- [EXCERPTED TEXT]
** start **
# whats your best driving song



## alanr (Mar 11, 2012)

ok this probably been asked before .but what your fav driving song/track

here's mind 

my home town bruce springsteen

:wave:


----------



## muzzer (Feb 13, 2011)

I have a couple that can help reduce journey times, 
Into the Night by 4 Strings
Silence by Delerium featuring Sarah McLachlan
But there are too many to mention them all


----------



## R7KY D (Feb 16, 2010)

I have a few , But if your asking for one 

ELO - Mr Blue Sky 

And it's even better when the sky is err.........................blue


----------



## essjay (Mar 27, 2007)

Kansas Carry on my Wayward son


----------



## GarveyVW (Jun 28, 2013)

Boston - More Than A Feeling. Have to be careful though speed increases whilst listening!


----------



## Doc943 (Mar 27, 2011)

Khe Sanh - Cold Chisel


----------



## Mikey093 (Jun 16, 2013)

Mine has to be Insomnia by Faithless


----------



## stangalang (Nov 27, 2009)

Something like boys of summer or the way it is by Bruce Hornsby


----------



## BJM (Oct 30, 2005)

Sash - Equador!


----------



## redmen78 (Mar 9, 2011)

Killers mr brightside


----------



## Derek Mc (Jun 27, 2006)
** end **
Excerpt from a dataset
** start **
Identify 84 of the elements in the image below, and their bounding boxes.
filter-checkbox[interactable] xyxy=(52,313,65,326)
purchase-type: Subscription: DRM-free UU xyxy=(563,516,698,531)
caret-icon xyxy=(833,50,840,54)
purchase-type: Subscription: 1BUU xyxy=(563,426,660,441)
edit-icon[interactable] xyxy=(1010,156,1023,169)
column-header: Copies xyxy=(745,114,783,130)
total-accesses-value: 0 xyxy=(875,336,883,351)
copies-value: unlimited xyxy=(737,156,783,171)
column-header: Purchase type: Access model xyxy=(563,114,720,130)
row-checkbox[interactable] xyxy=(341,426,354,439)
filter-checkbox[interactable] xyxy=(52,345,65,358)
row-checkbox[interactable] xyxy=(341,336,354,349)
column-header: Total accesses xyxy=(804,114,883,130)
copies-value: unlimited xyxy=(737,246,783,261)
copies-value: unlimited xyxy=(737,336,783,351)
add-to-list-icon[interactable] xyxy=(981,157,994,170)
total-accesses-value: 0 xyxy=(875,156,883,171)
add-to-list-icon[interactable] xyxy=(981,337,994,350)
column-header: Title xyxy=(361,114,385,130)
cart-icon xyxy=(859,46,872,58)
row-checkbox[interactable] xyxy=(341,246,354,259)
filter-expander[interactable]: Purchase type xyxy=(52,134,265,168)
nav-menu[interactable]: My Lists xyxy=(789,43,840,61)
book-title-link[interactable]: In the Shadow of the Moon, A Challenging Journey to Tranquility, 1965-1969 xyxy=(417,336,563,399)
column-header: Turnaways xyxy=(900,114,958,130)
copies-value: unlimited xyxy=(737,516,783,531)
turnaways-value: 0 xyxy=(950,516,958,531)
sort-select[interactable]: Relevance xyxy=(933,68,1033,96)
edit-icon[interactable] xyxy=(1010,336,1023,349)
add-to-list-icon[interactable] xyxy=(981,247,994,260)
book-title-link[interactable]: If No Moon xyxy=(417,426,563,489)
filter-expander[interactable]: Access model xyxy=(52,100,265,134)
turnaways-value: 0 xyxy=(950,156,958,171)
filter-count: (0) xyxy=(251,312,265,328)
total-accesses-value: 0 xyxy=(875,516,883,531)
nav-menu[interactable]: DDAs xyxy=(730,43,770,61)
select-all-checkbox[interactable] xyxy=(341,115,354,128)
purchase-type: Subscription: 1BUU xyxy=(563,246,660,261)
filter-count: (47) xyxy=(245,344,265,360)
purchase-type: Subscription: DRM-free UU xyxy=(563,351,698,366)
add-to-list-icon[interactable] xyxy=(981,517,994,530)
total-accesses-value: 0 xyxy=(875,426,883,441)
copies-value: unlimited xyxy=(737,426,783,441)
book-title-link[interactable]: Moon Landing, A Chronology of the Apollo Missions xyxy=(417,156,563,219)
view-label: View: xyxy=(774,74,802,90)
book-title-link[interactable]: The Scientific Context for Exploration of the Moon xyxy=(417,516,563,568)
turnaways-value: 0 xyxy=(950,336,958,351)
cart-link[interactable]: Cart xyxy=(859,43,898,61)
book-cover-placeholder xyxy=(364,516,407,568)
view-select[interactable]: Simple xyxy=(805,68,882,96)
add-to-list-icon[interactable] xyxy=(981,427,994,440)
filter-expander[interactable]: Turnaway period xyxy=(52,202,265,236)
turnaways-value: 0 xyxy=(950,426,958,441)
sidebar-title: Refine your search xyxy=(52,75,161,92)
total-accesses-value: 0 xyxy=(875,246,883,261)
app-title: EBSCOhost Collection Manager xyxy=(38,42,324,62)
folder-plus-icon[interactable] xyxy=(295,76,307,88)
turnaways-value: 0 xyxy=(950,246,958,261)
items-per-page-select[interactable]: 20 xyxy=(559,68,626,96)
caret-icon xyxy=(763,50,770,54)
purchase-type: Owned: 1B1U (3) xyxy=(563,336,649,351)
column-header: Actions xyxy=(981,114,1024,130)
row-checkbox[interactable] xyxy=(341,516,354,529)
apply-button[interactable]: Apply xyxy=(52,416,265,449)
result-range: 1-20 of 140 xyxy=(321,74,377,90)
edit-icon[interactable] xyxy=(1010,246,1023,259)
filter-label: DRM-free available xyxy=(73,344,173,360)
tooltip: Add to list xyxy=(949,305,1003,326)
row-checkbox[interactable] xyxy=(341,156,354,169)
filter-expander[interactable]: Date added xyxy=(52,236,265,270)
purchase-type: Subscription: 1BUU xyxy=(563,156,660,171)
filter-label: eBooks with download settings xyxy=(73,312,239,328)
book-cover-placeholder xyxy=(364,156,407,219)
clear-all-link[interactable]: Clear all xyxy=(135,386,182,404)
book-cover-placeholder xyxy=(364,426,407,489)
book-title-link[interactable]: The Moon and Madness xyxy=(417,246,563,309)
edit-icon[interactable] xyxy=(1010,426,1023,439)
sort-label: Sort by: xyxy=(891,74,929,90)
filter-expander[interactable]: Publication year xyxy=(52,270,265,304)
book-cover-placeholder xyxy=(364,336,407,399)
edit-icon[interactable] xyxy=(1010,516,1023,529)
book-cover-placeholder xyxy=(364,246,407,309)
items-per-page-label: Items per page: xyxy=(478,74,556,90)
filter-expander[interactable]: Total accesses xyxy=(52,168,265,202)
** end **
- [TASK STATEMENT]
In the driving song thread, what does GarveyVW say happens while listening to Boston's "More Than A Feeling"?

- [OUTPUT FOR THIS EXERCISE]
Speed increases, so one has to be careful.